Goal of the exercise
Reproduce all of the records exactly.

[Dataset rows about figures]
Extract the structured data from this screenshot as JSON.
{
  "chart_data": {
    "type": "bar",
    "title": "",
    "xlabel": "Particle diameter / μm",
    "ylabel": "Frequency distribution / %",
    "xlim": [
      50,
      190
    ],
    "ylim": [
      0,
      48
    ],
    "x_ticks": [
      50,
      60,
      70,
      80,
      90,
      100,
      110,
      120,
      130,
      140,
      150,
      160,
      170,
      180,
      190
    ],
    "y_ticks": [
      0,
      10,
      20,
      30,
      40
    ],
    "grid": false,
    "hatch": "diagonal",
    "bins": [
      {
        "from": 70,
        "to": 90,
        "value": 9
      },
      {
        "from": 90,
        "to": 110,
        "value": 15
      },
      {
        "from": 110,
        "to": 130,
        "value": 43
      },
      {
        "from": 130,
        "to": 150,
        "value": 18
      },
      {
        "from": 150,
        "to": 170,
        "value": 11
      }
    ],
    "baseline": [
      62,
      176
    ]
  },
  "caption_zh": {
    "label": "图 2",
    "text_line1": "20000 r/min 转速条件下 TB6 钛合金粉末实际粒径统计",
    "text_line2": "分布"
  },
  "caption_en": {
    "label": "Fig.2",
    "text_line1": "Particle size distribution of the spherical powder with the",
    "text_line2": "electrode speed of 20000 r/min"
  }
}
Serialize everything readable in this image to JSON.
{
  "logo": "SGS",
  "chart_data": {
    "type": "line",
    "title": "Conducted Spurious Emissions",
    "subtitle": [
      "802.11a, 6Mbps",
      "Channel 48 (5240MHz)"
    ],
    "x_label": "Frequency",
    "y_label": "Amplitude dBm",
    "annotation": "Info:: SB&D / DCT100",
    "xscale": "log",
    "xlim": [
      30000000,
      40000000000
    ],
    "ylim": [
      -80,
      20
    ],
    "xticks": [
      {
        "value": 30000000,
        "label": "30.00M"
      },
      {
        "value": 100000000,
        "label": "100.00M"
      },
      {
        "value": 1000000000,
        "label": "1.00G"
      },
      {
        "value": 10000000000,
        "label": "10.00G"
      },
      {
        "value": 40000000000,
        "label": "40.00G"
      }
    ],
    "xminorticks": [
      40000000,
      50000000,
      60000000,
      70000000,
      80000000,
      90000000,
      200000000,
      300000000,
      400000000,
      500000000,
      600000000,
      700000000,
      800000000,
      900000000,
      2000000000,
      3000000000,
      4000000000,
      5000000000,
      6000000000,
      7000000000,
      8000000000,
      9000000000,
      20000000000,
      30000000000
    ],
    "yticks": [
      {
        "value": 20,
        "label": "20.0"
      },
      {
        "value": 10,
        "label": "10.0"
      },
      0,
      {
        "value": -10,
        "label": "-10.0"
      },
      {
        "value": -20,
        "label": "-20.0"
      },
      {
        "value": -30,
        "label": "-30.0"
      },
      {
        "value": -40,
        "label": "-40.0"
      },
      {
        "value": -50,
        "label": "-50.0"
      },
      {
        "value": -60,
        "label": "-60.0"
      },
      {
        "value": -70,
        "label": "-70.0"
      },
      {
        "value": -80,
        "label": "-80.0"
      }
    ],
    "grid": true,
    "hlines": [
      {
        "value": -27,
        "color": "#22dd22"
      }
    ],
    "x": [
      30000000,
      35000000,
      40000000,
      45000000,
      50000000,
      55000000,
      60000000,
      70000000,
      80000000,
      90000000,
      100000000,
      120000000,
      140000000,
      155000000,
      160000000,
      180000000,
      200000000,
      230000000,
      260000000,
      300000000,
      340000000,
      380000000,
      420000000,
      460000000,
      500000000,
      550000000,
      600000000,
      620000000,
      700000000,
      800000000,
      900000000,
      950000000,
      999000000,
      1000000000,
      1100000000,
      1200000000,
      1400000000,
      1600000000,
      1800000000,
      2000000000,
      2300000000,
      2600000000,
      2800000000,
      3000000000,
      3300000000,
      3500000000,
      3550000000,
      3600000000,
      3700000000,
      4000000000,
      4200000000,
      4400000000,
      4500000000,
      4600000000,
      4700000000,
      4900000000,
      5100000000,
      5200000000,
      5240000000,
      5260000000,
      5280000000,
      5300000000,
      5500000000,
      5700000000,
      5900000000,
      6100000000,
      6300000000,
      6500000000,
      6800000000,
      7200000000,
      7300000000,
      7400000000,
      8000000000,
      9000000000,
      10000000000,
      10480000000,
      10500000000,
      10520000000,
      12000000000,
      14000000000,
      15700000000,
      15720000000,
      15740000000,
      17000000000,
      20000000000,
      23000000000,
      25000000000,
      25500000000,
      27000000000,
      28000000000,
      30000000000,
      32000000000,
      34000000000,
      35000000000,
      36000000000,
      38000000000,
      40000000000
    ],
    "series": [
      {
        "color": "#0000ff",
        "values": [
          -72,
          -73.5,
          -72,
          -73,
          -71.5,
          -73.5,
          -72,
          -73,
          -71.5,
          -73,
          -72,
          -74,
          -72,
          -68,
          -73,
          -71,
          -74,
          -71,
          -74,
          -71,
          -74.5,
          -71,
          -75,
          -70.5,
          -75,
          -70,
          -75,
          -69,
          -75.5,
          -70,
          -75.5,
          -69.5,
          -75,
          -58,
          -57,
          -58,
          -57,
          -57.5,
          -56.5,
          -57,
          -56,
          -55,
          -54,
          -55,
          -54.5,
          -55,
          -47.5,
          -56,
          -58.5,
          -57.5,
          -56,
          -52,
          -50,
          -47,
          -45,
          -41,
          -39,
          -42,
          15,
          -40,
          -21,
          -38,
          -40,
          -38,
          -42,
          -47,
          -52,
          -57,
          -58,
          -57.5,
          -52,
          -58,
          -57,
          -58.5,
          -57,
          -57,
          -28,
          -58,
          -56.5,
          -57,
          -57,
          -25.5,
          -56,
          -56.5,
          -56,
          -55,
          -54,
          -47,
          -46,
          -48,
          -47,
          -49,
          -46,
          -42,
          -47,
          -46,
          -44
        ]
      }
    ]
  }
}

Result of this exercise
Extract the structured data from this screenshot as JSON.
{
  "chart_data": {
    "type": "bar",
    "title": "",
    "xlabel": "Particle diameter / μm",
    "ylabel": "Frequency distribution / %",
    "xlim": [
      50,
      190
    ],
    "ylim": [
      0,
      48
    ],
    "x_ticks": [
      50,
      60,
      70,
      80,
      90,
      100,
      110,
      120,
      130,
      140,
      150,
      160,
      170,
      180,
      190
    ],
    "y_ticks": [
      0,
      10,
      20,
      30,
      40
    ],
    "grid": false,
    "hatch": "diagonal",
    "bins": [
      {
        "from": 70,
        "to": 90,
        "value": 9
      },
      {
        "from": 90,
        "to": 110,
        "value": 15
      },
      {
        "from": 110,
        "to": 130,
        "value": 43
      },
      {
        "from": 130,
        "to": 150,
        "value": 18
      },
      {
        "from": 150,
        "to": 170,
        "value": 11
      }
    ],
    "baseline": [
      62,
      176
    ]
  },
  "caption_zh": {
    "label": "图 2",
    "text_line1": "20000 r/min 转速条件下 TB6 钛合金粉末实际粒径统计",
    "text_line2": "分布"
  },
  "caption_en": {
    "label": "Fig.2",
    "text_line1": "Particle size distribution of the spherical powder with the",
    "text_line2": "electrode speed of 20000 r/min"
  }
}
Serialize everything readable in this image to JSON.
{
  "logo": "SGS",
  "chart_data": {
    "type": "line",
    "title": "Conducted Spurious Emissions",
    "subtitle": [
      "802.11a, 6Mbps",
      "Channel 48 (5240MHz)"
    ],
    "x_label": "Frequency",
    "y_label": "Amplitude dBm",
    "annotation": "Info:: SB&D / DCT100",
    "xscale": "log",
    "xlim": [
      30000000,
      40000000000
    ],
    "ylim": [
      -80,
      20
    ],
    "xticks": [
      {
        "value": 30000000,
        "label": "30.00M"
      },
      {
        "value": 100000000,
        "label": "100.00M"
      },
      {
        "value": 1000000000,
        "label": "1.00G"
      },
      {
        "value": 10000000000,
        "label": "10.00G"
      },
      {
        "value": 40000000000,
        "label": "40.00G"
      }
    ],
    "xminorticks": [
      40000000,
      50000000,
      60000000,
      70000000,
      80000000,
      90000000,
      200000000,
      300000000,
      400000000,
      500000000,
      600000000,
      700000000,
      800000000,
      900000000,
      2000000000,
      3000000000,
      4000000000,
      5000000000,
      6000000000,
      7000000000,
      8000000000,
      9000000000,
      20000000000,
      30000000000
    ],
    "yticks": [
      {
        "value": 20,
        "label": "20.0"
      },
      {
        "value": 10,
        "label": "10.0"
      },
      0,
      {
        "value": -10,
        "label": "-10.0"
      },
      {
        "value": -20,
        "label": "-20.0"
      },
      {
        "value": -30,
        "label": "-30.0"
      },
      {
        "value": -40,
        "label": "-40.0"
      },
      {
        "value": -50,
        "label": "-50.0"
      },
      {
        "value": -60,
        "label": "-60.0"
      },
      {
        "value": -70,
        "label": "-70.0"
      },
      {
        "value": -80,
        "label": "-80.0"
      }
    ],
    "grid": true,
    "hlines": [
      {
        "value": -27,
        "color": "#22dd22"
      }
    ],
    "x": [
      30000000,
      35000000,
      40000000,
      45000000,
      50000000,
      55000000,
      60000000,
      70000000,
      80000000,
      90000000,
      100000000,
      120000000,
      140000000,
      155000000,
      160000000,
      180000000,
      200000000,
      230000000,
      260000000,
      300000000,
      340000000,
      380000000,
      420000000,
      460000000,
      500000000,
      550000000,
      600000000,
      620000000,
      700000000,
      800000000,
      900000000,
      950000000,
      999000000,
      1000000000,
      1100000000,
      1200000000,
      1400000000,
      1600000000,
      1800000000,
      2000000000,
      2300000000,
      2600000000,
      2800000000,
      3000000000,
      3300000000,
      3500000000,
      3550000000,
      3600000000,
      3700000000,
      4000000000,
      4200000000,
      4400000000,
      4500000000,
      4600000000,
      4700000000,
      4900000000,
      5100000000,
      5200000000,
      5240000000,
      5260000000,
      5280000000,
      5300000000,
      5500000000,
      5700000000,
      5900000000,
      6100000000,
      6300000000,
      6500000000,
      6800000000,
      7200000000,
      7300000000,
      7400000000,
      8000000000,
      9000000000,
      10000000000,
      10480000000,
      10500000000,
      10520000000,
      12000000000,
      14000000000,
      15700000000,
      15720000000,
      15740000000,
      17000000000,
      20000000000,
      23000000000,
      25000000000,
      25500000000,
      27000000000,
      28000000000,
      30000000000,
      32000000000,
      34000000000,
      35000000000,
      36000000000,
      38000000000,
      40000000000
    ],
    "series": [
      {
        "color": "#0000ff",
        "values": [
          -72,
          -73.5,
          -72,
          -73,
          -71.5,
          -73.5,
          -72,
          -73,
          -71.5,
          -73,
          -72,
          -74,
          -72,
          -68,
          -73,
          -71,
          -74,
          -71,
          -74,
          -71,
          -74.5,
          -71,
          -75,
          -70.5,
          -75,
          -70,
          -75,
          -69,
          -75.5,
          -70,
          -75.5,
          -69.5,
          -75,
          -58,
          -57,
          -58,
          -57,
          -57.5,
          -56.5,
          -57,
          -56,
          -55,
          -54,
          -55,
          -54.5,
          -55,
          -47.5,
          -56,
          -58.5,
          -57.5,
          -56,
          -52,
          -50,
          -47,
          -45,
          -41,
          -39,
          -42,
          15,
          -40,
          -21,
          -38,
          -40,
          -38,
          -42,
          -47,
          -52,
          -57,
          -58,
          -57.5,
          -52,
          -58,
          -57,
          -58.5,
          -57,
          -57,
          -28,
          -58,
          -56.5,
          -57,
          -57,
          -25.5,
          -56,
          -56.5,
          -56,
          -55,
          -54,
          -47,
          -46,
          -48,
          -47,
          -49,
          -46,
          -42,
          -47,
          -46,
          -44
        ]
      }
    ]
  }
}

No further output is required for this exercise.